**What is being asked**
Find the lines containing the word "ylabel" and copy every one of them.
* START Data excerpts *
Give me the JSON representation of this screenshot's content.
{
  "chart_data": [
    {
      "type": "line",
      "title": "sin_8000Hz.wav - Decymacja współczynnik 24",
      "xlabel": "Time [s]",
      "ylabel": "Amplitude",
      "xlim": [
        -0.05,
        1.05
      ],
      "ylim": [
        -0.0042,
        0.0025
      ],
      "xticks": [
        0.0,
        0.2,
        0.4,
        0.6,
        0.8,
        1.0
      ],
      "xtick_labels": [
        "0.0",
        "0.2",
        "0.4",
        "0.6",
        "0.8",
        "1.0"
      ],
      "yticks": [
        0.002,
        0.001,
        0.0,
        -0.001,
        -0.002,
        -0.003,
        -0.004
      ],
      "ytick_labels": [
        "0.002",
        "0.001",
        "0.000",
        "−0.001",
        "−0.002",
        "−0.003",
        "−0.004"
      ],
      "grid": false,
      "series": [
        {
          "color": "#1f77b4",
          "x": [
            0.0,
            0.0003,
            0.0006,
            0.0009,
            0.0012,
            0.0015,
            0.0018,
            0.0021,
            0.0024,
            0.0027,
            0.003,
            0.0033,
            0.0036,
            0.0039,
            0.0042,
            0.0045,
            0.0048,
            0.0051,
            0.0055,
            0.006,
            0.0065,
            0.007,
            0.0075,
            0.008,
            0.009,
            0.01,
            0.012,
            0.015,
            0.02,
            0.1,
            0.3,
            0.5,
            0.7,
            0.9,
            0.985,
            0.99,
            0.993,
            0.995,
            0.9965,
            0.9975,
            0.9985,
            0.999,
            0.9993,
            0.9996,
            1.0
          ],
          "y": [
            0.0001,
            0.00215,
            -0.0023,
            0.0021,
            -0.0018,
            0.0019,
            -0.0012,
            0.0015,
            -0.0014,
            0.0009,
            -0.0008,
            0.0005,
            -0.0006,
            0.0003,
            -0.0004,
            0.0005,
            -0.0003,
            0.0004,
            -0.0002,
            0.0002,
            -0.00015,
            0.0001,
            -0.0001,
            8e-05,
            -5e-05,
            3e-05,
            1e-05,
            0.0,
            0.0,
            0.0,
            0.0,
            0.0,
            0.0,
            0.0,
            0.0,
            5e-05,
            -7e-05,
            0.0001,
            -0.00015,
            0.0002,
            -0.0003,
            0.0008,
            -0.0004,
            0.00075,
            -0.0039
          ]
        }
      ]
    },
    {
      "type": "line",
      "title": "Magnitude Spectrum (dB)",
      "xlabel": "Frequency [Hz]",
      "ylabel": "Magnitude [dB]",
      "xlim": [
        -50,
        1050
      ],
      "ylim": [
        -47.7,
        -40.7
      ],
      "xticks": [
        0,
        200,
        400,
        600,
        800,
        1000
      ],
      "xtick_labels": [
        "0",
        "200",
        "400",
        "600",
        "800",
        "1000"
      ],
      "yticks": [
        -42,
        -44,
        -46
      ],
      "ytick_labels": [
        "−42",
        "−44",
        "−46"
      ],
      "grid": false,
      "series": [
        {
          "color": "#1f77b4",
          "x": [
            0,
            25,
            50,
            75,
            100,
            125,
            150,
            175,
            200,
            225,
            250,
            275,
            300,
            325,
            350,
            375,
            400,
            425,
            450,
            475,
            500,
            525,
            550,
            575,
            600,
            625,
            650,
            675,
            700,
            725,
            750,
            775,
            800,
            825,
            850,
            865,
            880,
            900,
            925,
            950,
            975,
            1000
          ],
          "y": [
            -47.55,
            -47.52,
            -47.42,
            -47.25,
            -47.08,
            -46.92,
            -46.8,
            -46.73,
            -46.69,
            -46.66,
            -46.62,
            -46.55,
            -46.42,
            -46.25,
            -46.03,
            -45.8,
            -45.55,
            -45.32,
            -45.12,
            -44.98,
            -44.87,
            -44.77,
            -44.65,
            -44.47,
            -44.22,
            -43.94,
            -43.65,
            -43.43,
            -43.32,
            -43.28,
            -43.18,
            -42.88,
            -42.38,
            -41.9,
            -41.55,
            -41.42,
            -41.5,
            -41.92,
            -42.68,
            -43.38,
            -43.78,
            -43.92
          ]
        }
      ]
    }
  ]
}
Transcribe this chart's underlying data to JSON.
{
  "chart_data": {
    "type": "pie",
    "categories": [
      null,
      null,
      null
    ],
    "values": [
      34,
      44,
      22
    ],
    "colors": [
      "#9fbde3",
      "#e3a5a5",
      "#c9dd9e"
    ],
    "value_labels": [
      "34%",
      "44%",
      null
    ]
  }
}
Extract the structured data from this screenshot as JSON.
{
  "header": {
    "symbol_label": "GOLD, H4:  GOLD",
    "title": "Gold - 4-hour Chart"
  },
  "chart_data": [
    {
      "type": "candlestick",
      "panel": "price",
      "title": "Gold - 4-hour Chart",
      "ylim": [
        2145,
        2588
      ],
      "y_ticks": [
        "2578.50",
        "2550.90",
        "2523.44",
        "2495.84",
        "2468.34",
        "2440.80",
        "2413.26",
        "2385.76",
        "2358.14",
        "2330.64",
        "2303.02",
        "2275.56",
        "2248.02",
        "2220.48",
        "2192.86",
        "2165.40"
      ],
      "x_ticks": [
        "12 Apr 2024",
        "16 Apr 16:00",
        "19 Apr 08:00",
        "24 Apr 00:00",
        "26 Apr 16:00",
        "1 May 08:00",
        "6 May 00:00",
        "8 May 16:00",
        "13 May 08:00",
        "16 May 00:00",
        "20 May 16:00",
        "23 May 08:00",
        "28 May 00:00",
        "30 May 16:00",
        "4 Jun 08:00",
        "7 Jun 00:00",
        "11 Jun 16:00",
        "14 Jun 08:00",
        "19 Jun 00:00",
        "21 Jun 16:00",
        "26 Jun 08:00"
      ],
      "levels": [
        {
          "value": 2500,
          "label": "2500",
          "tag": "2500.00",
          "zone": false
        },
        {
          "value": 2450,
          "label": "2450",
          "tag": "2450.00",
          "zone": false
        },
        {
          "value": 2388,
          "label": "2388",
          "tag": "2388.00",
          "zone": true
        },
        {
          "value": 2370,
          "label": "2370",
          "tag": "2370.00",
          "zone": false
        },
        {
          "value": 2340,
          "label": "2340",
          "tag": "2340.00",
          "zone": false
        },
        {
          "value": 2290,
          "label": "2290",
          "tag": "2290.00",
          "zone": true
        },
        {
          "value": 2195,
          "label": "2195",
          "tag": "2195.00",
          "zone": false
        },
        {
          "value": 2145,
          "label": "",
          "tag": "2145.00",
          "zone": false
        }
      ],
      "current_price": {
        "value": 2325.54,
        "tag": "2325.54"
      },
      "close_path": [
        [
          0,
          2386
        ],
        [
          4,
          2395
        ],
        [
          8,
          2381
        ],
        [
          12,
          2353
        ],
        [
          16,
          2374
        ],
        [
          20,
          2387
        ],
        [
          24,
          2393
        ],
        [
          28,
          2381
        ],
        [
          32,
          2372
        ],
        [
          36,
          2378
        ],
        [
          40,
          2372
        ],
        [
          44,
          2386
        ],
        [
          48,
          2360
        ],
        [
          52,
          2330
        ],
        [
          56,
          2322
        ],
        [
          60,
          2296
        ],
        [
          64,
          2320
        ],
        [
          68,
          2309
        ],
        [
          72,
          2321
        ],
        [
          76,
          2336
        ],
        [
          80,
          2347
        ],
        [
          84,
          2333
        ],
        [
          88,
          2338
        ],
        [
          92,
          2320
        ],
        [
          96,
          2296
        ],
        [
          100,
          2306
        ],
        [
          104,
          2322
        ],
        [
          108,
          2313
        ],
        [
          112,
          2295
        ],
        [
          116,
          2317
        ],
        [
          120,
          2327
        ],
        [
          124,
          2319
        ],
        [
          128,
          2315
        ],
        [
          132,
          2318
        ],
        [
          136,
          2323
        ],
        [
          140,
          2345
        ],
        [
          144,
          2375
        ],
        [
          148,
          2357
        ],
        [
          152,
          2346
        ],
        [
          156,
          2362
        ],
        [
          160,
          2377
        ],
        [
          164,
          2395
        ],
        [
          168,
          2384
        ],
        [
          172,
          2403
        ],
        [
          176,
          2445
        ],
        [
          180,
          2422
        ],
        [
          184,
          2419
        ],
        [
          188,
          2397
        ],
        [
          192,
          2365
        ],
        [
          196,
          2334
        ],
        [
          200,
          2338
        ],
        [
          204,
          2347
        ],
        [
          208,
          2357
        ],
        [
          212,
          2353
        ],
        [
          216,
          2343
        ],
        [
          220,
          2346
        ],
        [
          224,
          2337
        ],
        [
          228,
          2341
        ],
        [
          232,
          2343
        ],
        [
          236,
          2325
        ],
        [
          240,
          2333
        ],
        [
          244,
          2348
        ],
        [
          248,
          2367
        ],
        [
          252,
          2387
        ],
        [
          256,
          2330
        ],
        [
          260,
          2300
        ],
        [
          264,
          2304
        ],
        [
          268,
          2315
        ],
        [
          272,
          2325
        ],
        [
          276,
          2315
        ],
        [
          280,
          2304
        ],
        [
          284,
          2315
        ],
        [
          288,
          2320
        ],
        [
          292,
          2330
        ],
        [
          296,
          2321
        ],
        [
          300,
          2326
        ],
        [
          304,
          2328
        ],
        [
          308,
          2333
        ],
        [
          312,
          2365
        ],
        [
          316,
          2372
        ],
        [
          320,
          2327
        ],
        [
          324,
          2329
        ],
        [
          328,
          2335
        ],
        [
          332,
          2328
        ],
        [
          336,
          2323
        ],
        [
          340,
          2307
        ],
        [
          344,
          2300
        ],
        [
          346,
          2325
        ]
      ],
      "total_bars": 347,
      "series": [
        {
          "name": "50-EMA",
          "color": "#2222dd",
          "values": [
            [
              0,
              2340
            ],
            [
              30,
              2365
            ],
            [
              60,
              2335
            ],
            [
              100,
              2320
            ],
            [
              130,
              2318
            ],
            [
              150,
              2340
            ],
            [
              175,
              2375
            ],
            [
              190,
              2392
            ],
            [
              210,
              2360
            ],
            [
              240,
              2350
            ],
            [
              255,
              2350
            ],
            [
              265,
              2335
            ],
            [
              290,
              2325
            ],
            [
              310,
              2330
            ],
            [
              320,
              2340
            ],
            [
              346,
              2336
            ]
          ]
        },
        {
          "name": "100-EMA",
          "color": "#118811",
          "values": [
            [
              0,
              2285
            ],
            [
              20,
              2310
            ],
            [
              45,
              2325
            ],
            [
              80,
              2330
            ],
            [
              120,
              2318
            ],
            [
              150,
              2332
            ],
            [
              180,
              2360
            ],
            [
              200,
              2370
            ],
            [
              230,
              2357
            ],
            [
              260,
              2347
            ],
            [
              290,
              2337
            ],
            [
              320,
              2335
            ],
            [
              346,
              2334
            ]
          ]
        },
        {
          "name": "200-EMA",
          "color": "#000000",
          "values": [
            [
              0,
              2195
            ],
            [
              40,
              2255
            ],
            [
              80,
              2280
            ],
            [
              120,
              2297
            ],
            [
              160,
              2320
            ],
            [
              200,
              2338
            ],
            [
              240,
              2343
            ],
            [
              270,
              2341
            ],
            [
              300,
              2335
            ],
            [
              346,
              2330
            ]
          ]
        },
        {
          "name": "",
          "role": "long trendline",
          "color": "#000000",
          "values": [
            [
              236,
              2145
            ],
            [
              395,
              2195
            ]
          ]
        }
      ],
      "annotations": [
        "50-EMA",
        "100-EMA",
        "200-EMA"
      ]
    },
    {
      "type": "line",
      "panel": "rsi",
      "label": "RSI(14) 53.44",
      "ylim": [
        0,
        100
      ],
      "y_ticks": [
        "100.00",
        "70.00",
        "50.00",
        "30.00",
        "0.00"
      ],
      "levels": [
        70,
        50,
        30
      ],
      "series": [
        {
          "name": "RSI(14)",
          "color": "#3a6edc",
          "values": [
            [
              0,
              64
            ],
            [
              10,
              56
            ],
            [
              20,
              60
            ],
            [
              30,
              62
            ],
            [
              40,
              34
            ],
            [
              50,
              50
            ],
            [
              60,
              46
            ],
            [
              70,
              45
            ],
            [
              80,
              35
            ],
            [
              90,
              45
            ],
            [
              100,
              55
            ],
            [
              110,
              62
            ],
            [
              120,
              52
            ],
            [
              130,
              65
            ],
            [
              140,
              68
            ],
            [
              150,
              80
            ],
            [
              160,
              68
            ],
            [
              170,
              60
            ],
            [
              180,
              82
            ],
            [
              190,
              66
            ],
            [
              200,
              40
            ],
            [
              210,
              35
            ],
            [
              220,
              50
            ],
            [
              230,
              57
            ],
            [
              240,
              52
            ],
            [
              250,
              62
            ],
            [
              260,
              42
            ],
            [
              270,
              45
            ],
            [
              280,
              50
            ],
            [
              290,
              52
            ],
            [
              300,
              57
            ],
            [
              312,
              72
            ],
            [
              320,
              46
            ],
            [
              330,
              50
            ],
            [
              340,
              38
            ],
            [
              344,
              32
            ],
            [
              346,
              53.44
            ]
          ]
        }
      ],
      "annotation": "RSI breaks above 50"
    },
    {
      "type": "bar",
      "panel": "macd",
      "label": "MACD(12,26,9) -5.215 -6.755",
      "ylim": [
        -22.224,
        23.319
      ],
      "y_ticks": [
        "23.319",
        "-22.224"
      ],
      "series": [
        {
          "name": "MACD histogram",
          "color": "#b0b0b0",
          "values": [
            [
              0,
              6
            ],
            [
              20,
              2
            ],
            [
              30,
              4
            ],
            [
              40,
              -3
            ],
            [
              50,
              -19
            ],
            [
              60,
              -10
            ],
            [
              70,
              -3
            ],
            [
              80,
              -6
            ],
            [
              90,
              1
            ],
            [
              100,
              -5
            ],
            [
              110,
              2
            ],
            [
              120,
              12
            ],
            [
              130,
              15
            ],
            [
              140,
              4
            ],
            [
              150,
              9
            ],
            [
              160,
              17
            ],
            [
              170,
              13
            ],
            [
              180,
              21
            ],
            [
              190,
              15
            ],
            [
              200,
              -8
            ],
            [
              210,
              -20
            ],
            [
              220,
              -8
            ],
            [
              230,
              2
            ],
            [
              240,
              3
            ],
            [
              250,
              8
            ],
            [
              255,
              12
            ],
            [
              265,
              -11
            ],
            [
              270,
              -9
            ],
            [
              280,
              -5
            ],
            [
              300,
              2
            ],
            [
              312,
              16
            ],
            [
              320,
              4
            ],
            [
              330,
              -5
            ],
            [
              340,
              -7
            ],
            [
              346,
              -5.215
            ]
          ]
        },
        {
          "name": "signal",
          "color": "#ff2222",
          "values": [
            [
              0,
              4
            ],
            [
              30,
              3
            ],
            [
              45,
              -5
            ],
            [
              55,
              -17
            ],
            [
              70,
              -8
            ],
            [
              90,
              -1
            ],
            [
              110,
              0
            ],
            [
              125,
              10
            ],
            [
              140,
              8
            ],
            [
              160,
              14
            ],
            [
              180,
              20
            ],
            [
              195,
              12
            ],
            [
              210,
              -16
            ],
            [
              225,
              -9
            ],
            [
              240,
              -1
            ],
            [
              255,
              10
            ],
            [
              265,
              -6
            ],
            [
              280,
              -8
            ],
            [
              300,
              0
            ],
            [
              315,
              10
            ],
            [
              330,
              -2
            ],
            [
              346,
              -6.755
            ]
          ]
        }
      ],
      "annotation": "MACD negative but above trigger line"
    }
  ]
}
* END Data excerpts *
**Reply**
      "ylabel": "Amplitude",
      "ylabel": "Magnitude [dB]",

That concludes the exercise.